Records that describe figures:
######

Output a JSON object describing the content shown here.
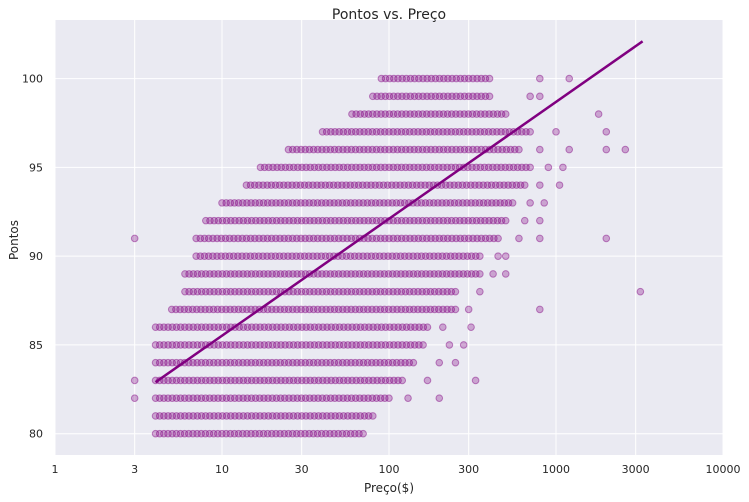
{
  "chart_data": {
    "type": "scatter",
    "title": "Pontos vs. Preço",
    "xlabel": "Preço($)",
    "ylabel": "Pontos",
    "x_scale": "log",
    "xlim": [
      1,
      10000
    ],
    "ylim": [
      78.8,
      103.3
    ],
    "x_ticks": [
      1,
      3,
      10,
      30,
      100,
      300,
      1000,
      3000,
      10000
    ],
    "x_tick_labels": [
      "1",
      "3",
      "10",
      "30",
      "100",
      "300",
      "1000",
      "3000",
      "10000"
    ],
    "y_ticks": [
      80,
      85,
      90,
      95,
      100
    ],
    "y_tick_labels": [
      "80",
      "85",
      "90",
      "95",
      "100"
    ],
    "grid": true,
    "point_color": "#800080",
    "point_alpha": 0.3,
    "regression_line": {
      "color": "#800080",
      "x": [
        4,
        3300
      ],
      "y": [
        82.9,
        102.1
      ]
    },
    "score_price_ranges": [
      {
        "points": 80,
        "dense": [
          4,
          70
        ]
      },
      {
        "points": 81,
        "dense": [
          4,
          80
        ]
      },
      {
        "points": 82,
        "dense": [
          4,
          100
        ],
        "outliers": [
          3,
          130,
          200
        ]
      },
      {
        "points": 83,
        "dense": [
          4,
          120
        ],
        "outliers": [
          3,
          170,
          330
        ]
      },
      {
        "points": 84,
        "dense": [
          4,
          140
        ],
        "outliers": [
          200,
          250
        ]
      },
      {
        "points": 85,
        "dense": [
          4,
          160
        ],
        "outliers": [
          230,
          280
        ]
      },
      {
        "points": 86,
        "dense": [
          4,
          170
        ],
        "outliers": [
          210,
          310
        ]
      },
      {
        "points": 87,
        "dense": [
          5,
          250
        ],
        "outliers": [
          300,
          800
        ]
      },
      {
        "points": 88,
        "dense": [
          6,
          250
        ],
        "outliers": [
          350,
          3200
        ]
      },
      {
        "points": 89,
        "dense": [
          6,
          350
        ],
        "outliers": [
          420,
          500
        ]
      },
      {
        "points": 90,
        "dense": [
          7,
          350
        ],
        "outliers": [
          450,
          500
        ]
      },
      {
        "points": 91,
        "dense": [
          7,
          450
        ],
        "outliers": [
          3,
          600,
          800,
          2000
        ]
      },
      {
        "points": 92,
        "dense": [
          8,
          500
        ],
        "outliers": [
          650,
          800
        ]
      },
      {
        "points": 93,
        "dense": [
          10,
          550
        ],
        "outliers": [
          700,
          850
        ]
      },
      {
        "points": 94,
        "dense": [
          14,
          650
        ],
        "outliers": [
          800,
          1050
        ]
      },
      {
        "points": 95,
        "dense": [
          17,
          700
        ],
        "outliers": [
          900,
          1100
        ]
      },
      {
        "points": 96,
        "dense": [
          25,
          600
        ],
        "outliers": [
          800,
          1200,
          2000,
          2600
        ]
      },
      {
        "points": 97,
        "dense": [
          40,
          700
        ],
        "outliers": [
          1000,
          2000
        ]
      },
      {
        "points": 98,
        "dense": [
          60,
          500
        ],
        "outliers": [
          1800
        ]
      },
      {
        "points": 99,
        "dense": [
          80,
          400
        ],
        "outliers": [
          700,
          800
        ]
      },
      {
        "points": 100,
        "dense": [
          90,
          400
        ],
        "outliers": [
          800,
          1200
        ]
      }
    ]
  }
}
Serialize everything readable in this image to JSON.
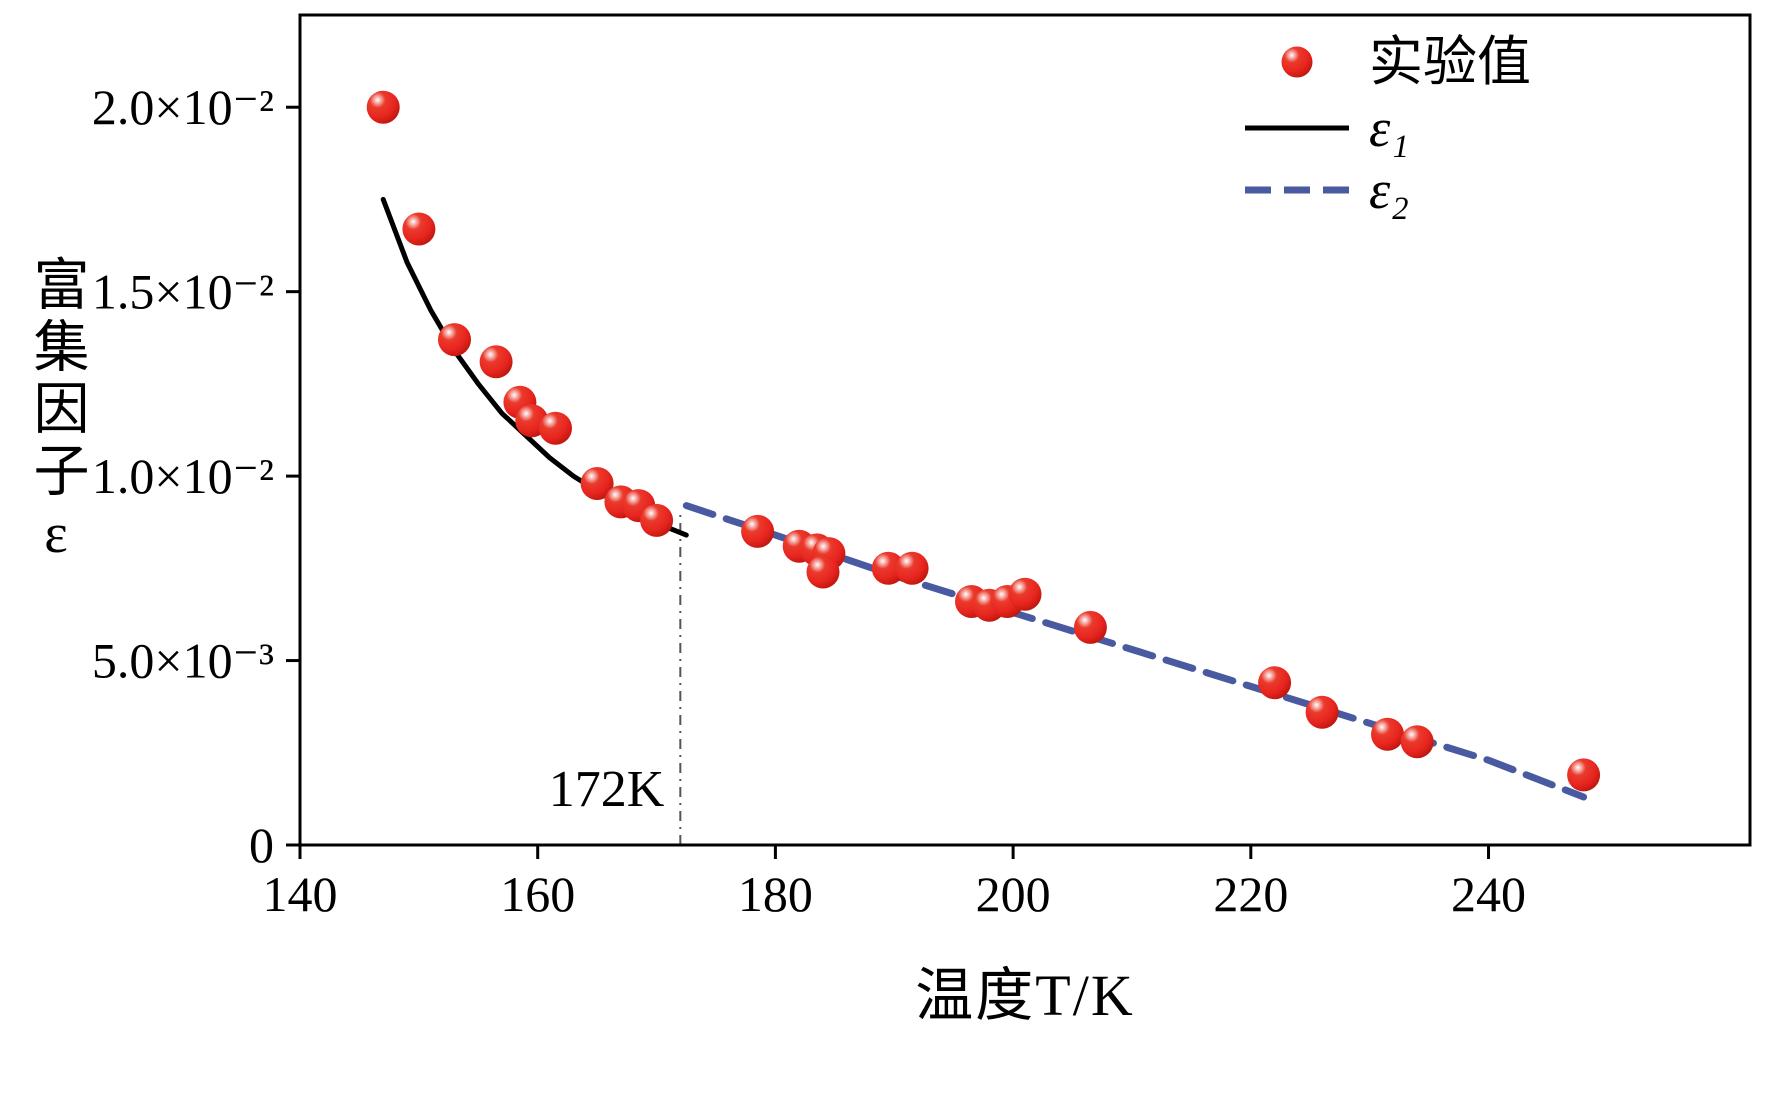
{
  "figure": {
    "background": "#ffffff"
  },
  "chart_data": {
    "type": "scatter",
    "title": "",
    "xlabel": "温度T/K",
    "ylabel": "富集因子ε",
    "xlim": [
      140,
      262
    ],
    "ylim": [
      0,
      0.0225
    ],
    "grid": false,
    "x_ticks": [
      {
        "value": 140,
        "label": "140"
      },
      {
        "value": 160,
        "label": "160"
      },
      {
        "value": 180,
        "label": "180"
      },
      {
        "value": 200,
        "label": "200"
      },
      {
        "value": 220,
        "label": "220"
      },
      {
        "value": 240,
        "label": "240"
      }
    ],
    "y_ticks": [
      {
        "value": 0,
        "label": "0"
      },
      {
        "value": 0.005,
        "label": "5.0×10⁻³"
      },
      {
        "value": 0.01,
        "label": "1.0×10⁻²"
      },
      {
        "value": 0.015,
        "label": "1.5×10⁻²"
      },
      {
        "value": 0.02,
        "label": "2.0×10⁻²"
      }
    ],
    "series": [
      {
        "name": "实验值",
        "type": "scatter",
        "marker": "sphere",
        "color": "#e8251f",
        "marker_highlight": "#ffffff",
        "marker_mid": "#ea3a2c",
        "marker_edge": "#b01208",
        "points": [
          [
            147,
            0.02
          ],
          [
            150,
            0.0167
          ],
          [
            153,
            0.0137
          ],
          [
            156.5,
            0.0131
          ],
          [
            158.5,
            0.012
          ],
          [
            159.5,
            0.0115
          ],
          [
            161.5,
            0.0113
          ],
          [
            165,
            0.0098
          ],
          [
            167,
            0.0093
          ],
          [
            168.5,
            0.0092
          ],
          [
            170,
            0.0088
          ],
          [
            178.5,
            0.0085
          ],
          [
            182,
            0.0081
          ],
          [
            183.5,
            0.008
          ],
          [
            184.5,
            0.0079
          ],
          [
            184,
            0.0074
          ],
          [
            189.5,
            0.0075
          ],
          [
            191.5,
            0.0075
          ],
          [
            196.5,
            0.0066
          ],
          [
            198,
            0.0065
          ],
          [
            199.5,
            0.0066
          ],
          [
            201,
            0.0068
          ],
          [
            206.5,
            0.0059
          ],
          [
            222,
            0.0044
          ],
          [
            226,
            0.0036
          ],
          [
            231.5,
            0.003
          ],
          [
            234,
            0.0028
          ],
          [
            248,
            0.0019
          ]
        ]
      },
      {
        "name": "ε₁",
        "type": "line",
        "style": "solid",
        "color": "#000000",
        "points": [
          [
            147,
            0.0175
          ],
          [
            149,
            0.0158
          ],
          [
            151,
            0.0145
          ],
          [
            153,
            0.0134
          ],
          [
            155,
            0.0125
          ],
          [
            157,
            0.0117
          ],
          [
            159,
            0.0111
          ],
          [
            161,
            0.0105
          ],
          [
            163,
            0.01
          ],
          [
            165,
            0.0096
          ],
          [
            167,
            0.0092
          ],
          [
            169,
            0.0089
          ],
          [
            171,
            0.0086
          ],
          [
            172.5,
            0.0084
          ]
        ]
      },
      {
        "name": "ε₂",
        "type": "line",
        "style": "dashed",
        "color": "#4a5aa0",
        "points": [
          [
            172.5,
            0.0092
          ],
          [
            180,
            0.0084
          ],
          [
            190,
            0.0073
          ],
          [
            200,
            0.0063
          ],
          [
            210,
            0.0053
          ],
          [
            220,
            0.0043
          ],
          [
            230,
            0.0033
          ],
          [
            240,
            0.0023
          ],
          [
            248,
            0.0013
          ]
        ]
      }
    ],
    "annotation": {
      "label": "172K",
      "x": 172,
      "line_top": 0.009,
      "style": "dash-dot",
      "color": "#555555"
    },
    "legend": {
      "position": "top-right",
      "items": [
        {
          "marker": "sphere",
          "color": "#e8251f",
          "label": "实验值",
          "italic": false
        },
        {
          "marker": "line-solid",
          "color": "#000000",
          "label": "ε₁",
          "italic": true
        },
        {
          "marker": "line-dashed",
          "color": "#4a5aa0",
          "label": "ε₂",
          "italic": true
        }
      ]
    }
  }
}
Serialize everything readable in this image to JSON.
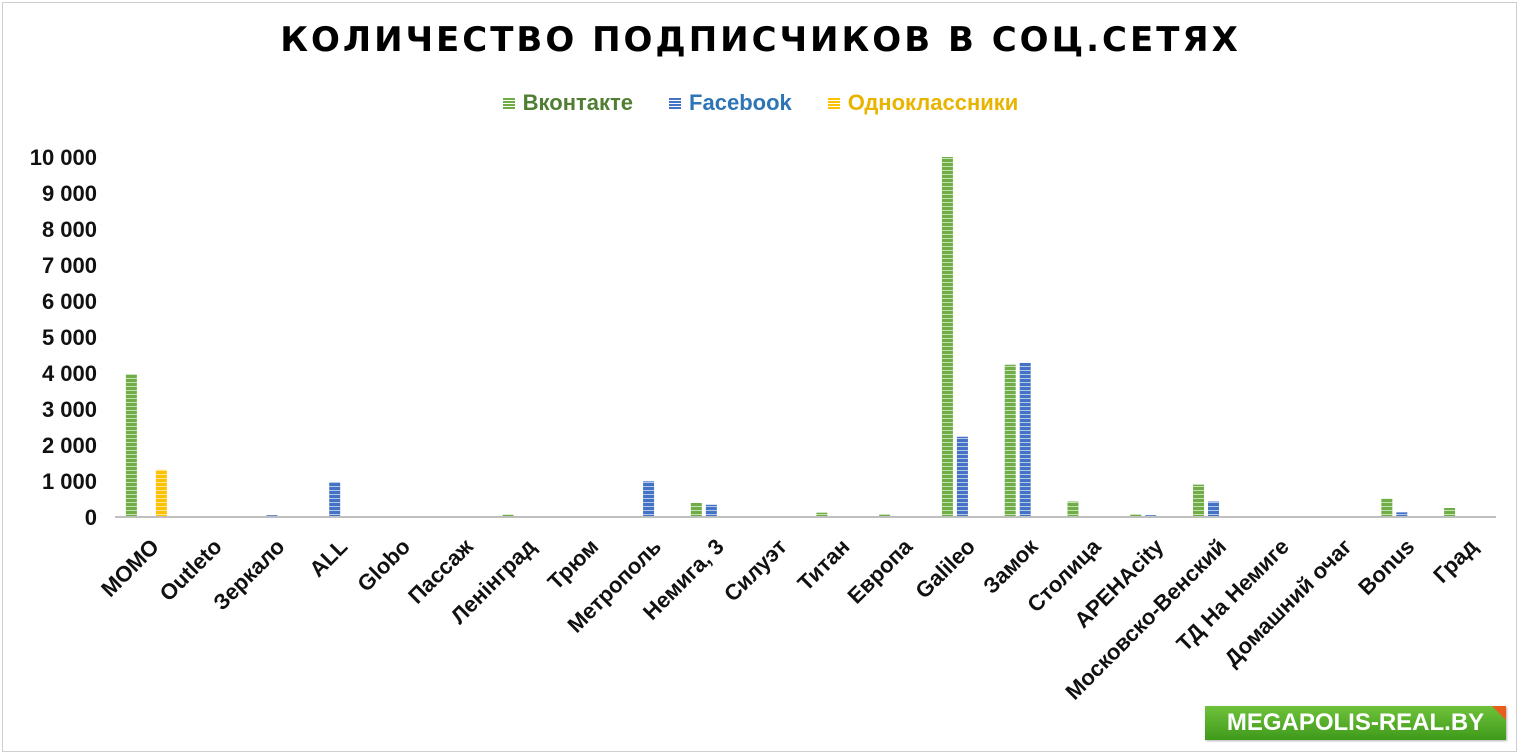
{
  "chart_data": {
    "type": "bar",
    "title": "КОЛИЧЕСТВО ПОДПИСЧИКОВ В СОЦ.СЕТЯХ",
    "categories": [
      "MOMO",
      "Outleto",
      "Зеркало",
      "ALL",
      "Globo",
      "Пассаж",
      "Ленiнград",
      "Трюм",
      "Метрополь",
      "Немига, 3",
      "Силуэт",
      "Титан",
      "Европа",
      "Galileo",
      "Замок",
      "Столица",
      "АРЕНАcity",
      "Московско-Венский",
      "ТД На Немиге",
      "Домашний очаг",
      "Bonus",
      "Град"
    ],
    "series": [
      {
        "name": "Вконтакте",
        "color": "#70ad47",
        "values": [
          3970,
          0,
          0,
          0,
          0,
          0,
          70,
          0,
          0,
          390,
          0,
          120,
          80,
          10000,
          4230,
          430,
          80,
          900,
          0,
          0,
          510,
          250
        ]
      },
      {
        "name": "Facebook",
        "color": "#4472c4",
        "values": [
          0,
          0,
          50,
          970,
          0,
          0,
          0,
          0,
          990,
          340,
          0,
          0,
          0,
          2230,
          4280,
          0,
          50,
          430,
          0,
          0,
          130,
          0
        ]
      },
      {
        "name": "Одноклассники",
        "color": "#ffc000",
        "values": [
          1310,
          0,
          0,
          0,
          0,
          0,
          0,
          0,
          0,
          0,
          0,
          0,
          0,
          0,
          0,
          0,
          0,
          0,
          0,
          0,
          0,
          0
        ]
      }
    ],
    "yticks": [
      "0",
      "1 000",
      "2 000",
      "3 000",
      "4 000",
      "5 000",
      "6 000",
      "7 000",
      "8 000",
      "9 000",
      "10 000"
    ],
    "ylim": [
      0,
      10000
    ],
    "legend_position": "top",
    "grid": false
  },
  "watermark": "MEGAPOLIS-REAL.BY"
}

######

Show every line in the records above that contains the word "Pontos".

**OUTPUT OF THE TASK:**
    "title": "Pontos vs. Preço",
    "ylabel": "Pontos",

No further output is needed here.